DATASET RECORDS:
::::::::

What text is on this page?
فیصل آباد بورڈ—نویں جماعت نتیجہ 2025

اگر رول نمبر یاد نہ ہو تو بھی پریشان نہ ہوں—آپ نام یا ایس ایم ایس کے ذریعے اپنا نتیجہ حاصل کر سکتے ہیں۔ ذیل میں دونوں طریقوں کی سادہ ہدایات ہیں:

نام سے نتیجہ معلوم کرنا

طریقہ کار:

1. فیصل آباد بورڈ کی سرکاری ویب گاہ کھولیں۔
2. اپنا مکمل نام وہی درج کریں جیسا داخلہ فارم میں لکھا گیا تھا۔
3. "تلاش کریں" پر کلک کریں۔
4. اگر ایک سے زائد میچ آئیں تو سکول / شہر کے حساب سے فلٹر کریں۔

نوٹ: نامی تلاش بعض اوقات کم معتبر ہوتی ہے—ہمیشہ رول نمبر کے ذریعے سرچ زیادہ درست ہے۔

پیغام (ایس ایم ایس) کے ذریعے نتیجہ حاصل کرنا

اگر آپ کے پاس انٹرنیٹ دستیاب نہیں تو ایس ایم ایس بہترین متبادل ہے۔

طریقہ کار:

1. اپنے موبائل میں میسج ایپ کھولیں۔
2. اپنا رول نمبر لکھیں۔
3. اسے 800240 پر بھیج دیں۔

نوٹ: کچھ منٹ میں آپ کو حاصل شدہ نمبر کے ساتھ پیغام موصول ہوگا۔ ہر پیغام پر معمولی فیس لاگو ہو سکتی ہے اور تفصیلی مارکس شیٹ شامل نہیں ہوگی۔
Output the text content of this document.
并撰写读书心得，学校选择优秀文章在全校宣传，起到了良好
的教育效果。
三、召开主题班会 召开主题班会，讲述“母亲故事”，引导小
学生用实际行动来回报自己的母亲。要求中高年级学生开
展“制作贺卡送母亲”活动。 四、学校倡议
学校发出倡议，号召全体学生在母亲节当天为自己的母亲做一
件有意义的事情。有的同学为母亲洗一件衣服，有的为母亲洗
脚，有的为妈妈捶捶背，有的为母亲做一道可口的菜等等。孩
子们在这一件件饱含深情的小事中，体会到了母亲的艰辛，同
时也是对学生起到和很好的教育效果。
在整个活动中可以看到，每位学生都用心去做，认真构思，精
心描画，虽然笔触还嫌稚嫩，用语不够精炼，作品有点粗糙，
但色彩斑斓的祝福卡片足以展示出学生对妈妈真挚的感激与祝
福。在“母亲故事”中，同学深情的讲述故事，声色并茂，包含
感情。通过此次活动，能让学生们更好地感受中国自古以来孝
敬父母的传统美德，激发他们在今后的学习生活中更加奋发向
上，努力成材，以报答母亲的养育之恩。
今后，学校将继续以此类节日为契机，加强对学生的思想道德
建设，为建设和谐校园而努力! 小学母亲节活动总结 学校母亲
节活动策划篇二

::::::::

WRITTEN TASK:
Copy every record exactly as presented.

ANSWER TO THIS PROBLEM:
What text is on this page?
فیصل آباد بورڈ—نویں جماعت نتیجہ 2025

اگر رول نمبر یاد نہ ہو تو بھی پریشان نہ ہوں—آپ نام یا ایس ایم ایس کے ذریعے اپنا نتیجہ حاصل کر سکتے ہیں۔ ذیل میں دونوں طریقوں کی سادہ ہدایات ہیں:

نام سے نتیجہ معلوم کرنا

طریقہ کار:

1. فیصل آباد بورڈ کی سرکاری ویب گاہ کھولیں۔
2. اپنا مکمل نام وہی درج کریں جیسا داخلہ فارم میں لکھا گیا تھا۔
3. "تلاش کریں" پر کلک کریں۔
4. اگر ایک سے زائد میچ آئیں تو سکول / شہر کے حساب سے فلٹر کریں۔

نوٹ: نامی تلاش بعض اوقات کم معتبر ہوتی ہے—ہمیشہ رول نمبر کے ذریعے سرچ زیادہ درست ہے۔

پیغام (ایس ایم ایس) کے ذریعے نتیجہ حاصل کرنا

اگر آپ کے پاس انٹرنیٹ دستیاب نہیں تو ایس ایم ایس بہترین متبادل ہے۔

طریقہ کار:

1. اپنے موبائل میں میسج ایپ کھولیں۔
2. اپنا رول نمبر لکھیں۔
3. اسے 800240 پر بھیج دیں۔

نوٹ: کچھ منٹ میں آپ کو حاصل شدہ نمبر کے ساتھ پیغام موصول ہوگا۔ ہر پیغام پر معمولی فیس لاگو ہو سکتی ہے اور تفصیلی مارکس شیٹ شامل نہیں ہوگی۔
Output the text content of this document.
并撰写读书心得，学校选择优秀文章在全校宣传，起到了良好
的教育效果。
三、召开主题班会 召开主题班会，讲述“母亲故事”，引导小
学生用实际行动来回报自己的母亲。要求中高年级学生开
展“制作贺卡送母亲”活动。 四、学校倡议
学校发出倡议，号召全体学生在母亲节当天为自己的母亲做一
件有意义的事情。有的同学为母亲洗一件衣服，有的为母亲洗
脚，有的为妈妈捶捶背，有的为母亲做一道可口的菜等等。孩
子们在这一件件饱含深情的小事中，体会到了母亲的艰辛，同
时也是对学生起到和很好的教育效果。
在整个活动中可以看到，每位学生都用心去做，认真构思，精
心描画，虽然笔触还嫌稚嫩，用语不够精炼，作品有点粗糙，
但色彩斑斓的祝福卡片足以展示出学生对妈妈真挚的感激与祝
福。在“母亲故事”中，同学深情的讲述故事，声色并茂，包含
感情。通过此次活动，能让学生们更好地感受中国自古以来孝
敬父母的传统美德，激发他们在今后的学习生活中更加奋发向
上，努力成材，以报答母亲的养育之恩。
今后，学校将继续以此类节日为契机，加强对学生的思想道德
建设，为建设和谐校园而努力! 小学母亲节活动总结 学校母亲
节活动策划篇二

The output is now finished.